**Problem details:** Count each line in which the word "ffffff" appears. Reply with the total and nothing more.

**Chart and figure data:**
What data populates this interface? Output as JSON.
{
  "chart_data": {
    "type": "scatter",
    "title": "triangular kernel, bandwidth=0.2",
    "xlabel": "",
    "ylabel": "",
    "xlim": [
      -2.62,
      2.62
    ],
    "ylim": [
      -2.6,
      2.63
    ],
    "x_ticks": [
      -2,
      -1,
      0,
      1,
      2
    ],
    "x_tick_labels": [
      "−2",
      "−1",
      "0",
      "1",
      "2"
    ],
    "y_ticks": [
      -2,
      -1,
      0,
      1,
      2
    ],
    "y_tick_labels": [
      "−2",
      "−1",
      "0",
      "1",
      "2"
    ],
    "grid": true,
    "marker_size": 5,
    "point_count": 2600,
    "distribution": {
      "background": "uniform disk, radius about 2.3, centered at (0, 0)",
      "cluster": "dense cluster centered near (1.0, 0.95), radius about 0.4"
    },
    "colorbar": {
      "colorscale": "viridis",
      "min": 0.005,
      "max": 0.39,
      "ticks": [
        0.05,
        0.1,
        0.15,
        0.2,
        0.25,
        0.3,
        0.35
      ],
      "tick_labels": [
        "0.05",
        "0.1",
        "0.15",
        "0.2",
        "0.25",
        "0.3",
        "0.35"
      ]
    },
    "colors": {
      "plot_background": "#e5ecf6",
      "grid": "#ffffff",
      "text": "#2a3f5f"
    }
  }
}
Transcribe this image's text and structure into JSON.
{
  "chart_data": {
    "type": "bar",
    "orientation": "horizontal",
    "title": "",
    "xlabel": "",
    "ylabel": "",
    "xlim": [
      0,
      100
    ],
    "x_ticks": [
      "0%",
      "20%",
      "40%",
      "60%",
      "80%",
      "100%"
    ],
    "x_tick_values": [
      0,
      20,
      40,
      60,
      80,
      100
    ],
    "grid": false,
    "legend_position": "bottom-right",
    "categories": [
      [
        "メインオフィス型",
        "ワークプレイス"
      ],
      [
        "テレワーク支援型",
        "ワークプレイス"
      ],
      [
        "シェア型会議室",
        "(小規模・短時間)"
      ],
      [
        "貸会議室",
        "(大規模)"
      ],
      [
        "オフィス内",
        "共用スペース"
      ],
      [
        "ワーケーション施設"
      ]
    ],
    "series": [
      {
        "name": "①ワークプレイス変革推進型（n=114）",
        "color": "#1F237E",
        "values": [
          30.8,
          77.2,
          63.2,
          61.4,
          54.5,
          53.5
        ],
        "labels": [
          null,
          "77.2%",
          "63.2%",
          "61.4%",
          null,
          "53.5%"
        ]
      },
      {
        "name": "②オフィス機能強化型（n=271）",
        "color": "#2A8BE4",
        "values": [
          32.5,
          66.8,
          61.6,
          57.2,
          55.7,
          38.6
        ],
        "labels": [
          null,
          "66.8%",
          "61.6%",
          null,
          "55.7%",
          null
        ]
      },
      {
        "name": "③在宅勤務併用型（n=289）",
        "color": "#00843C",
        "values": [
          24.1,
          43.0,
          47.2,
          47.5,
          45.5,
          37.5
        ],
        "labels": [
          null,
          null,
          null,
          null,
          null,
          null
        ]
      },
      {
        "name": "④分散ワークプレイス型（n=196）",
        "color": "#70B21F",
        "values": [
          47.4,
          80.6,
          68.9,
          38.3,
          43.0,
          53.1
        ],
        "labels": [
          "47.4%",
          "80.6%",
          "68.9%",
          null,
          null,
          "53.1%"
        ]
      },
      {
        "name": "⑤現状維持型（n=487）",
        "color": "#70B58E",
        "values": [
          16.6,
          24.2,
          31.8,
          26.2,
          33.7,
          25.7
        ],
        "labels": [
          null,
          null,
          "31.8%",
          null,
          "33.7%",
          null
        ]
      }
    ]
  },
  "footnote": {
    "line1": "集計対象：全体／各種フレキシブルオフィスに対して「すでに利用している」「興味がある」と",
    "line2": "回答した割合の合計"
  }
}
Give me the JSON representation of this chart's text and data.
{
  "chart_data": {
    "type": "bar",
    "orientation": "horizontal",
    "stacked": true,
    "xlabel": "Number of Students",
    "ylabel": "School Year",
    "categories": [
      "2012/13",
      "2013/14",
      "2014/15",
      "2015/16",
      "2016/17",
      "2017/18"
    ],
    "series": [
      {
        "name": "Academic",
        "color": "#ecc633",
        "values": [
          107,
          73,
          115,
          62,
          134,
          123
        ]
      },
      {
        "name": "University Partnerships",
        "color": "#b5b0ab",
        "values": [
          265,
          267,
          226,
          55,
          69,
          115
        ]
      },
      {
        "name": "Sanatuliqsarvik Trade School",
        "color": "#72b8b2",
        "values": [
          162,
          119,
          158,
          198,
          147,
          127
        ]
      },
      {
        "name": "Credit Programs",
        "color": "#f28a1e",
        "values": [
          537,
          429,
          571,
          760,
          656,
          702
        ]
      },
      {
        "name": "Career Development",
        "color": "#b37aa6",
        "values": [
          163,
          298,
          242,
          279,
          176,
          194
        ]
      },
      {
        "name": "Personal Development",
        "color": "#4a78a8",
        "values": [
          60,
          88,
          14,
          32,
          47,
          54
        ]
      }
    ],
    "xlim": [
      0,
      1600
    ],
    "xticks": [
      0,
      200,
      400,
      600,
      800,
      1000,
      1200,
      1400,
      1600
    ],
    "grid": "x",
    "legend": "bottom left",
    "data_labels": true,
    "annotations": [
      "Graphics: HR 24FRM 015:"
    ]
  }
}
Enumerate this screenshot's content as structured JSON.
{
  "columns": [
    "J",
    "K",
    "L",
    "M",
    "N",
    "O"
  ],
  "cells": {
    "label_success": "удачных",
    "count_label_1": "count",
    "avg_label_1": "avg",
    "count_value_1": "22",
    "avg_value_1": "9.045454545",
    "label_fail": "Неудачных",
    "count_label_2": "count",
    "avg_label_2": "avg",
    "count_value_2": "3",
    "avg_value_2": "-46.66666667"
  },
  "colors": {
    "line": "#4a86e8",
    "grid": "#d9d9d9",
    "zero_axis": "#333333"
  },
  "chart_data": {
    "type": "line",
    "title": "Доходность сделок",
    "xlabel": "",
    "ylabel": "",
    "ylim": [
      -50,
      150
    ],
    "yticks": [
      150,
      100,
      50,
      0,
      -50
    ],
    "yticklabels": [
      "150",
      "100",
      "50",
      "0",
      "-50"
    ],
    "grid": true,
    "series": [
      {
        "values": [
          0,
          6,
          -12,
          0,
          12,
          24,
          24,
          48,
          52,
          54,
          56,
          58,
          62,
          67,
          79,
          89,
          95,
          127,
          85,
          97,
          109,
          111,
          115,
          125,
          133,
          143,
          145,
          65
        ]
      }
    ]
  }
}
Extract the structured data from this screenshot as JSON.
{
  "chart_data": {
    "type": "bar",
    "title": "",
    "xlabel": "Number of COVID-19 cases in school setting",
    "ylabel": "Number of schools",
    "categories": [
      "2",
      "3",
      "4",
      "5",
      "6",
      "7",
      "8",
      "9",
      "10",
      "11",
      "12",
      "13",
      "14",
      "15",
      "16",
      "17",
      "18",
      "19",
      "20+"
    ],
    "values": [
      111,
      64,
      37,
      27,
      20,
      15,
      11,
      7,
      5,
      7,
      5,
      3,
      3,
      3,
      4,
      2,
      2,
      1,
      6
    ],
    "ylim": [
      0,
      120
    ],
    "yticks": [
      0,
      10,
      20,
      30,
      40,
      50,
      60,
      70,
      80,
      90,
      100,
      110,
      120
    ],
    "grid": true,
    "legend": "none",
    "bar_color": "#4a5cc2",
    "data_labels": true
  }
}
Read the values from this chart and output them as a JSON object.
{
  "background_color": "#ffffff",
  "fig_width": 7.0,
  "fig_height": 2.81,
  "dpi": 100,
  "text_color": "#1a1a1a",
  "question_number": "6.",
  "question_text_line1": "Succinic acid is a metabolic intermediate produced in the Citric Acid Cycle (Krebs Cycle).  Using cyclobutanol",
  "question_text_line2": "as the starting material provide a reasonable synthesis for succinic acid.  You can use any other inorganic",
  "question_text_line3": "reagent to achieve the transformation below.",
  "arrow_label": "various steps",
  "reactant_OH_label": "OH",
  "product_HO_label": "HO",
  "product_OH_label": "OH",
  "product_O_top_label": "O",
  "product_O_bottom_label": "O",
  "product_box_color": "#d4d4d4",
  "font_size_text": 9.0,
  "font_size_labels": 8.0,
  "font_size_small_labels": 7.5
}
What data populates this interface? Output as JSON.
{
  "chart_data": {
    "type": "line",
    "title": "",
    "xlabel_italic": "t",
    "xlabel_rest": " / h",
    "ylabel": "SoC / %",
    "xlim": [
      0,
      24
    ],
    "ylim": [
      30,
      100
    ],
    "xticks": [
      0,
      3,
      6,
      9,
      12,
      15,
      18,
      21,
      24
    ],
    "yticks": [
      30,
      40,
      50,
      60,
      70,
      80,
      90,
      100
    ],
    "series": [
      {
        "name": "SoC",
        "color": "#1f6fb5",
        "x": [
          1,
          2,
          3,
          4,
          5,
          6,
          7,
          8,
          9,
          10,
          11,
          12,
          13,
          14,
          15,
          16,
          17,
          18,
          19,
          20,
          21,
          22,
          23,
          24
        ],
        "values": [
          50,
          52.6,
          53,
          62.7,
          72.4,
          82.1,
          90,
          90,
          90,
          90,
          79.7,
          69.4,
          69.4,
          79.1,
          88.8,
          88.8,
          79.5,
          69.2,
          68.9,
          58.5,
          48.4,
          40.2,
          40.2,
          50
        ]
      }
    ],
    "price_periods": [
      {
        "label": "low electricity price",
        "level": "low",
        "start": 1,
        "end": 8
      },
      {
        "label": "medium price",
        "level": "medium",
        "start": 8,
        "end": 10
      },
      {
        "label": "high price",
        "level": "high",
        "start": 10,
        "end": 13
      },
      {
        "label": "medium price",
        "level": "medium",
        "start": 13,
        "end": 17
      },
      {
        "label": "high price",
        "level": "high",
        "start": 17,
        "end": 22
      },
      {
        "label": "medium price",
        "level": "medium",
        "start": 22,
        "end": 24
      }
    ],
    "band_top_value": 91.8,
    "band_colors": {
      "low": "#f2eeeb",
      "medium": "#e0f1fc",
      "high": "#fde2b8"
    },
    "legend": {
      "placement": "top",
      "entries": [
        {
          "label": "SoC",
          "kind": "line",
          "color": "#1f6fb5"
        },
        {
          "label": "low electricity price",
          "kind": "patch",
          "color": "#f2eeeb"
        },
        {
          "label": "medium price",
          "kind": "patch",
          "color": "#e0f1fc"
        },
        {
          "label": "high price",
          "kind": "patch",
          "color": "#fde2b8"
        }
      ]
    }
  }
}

**Exercise output:** 2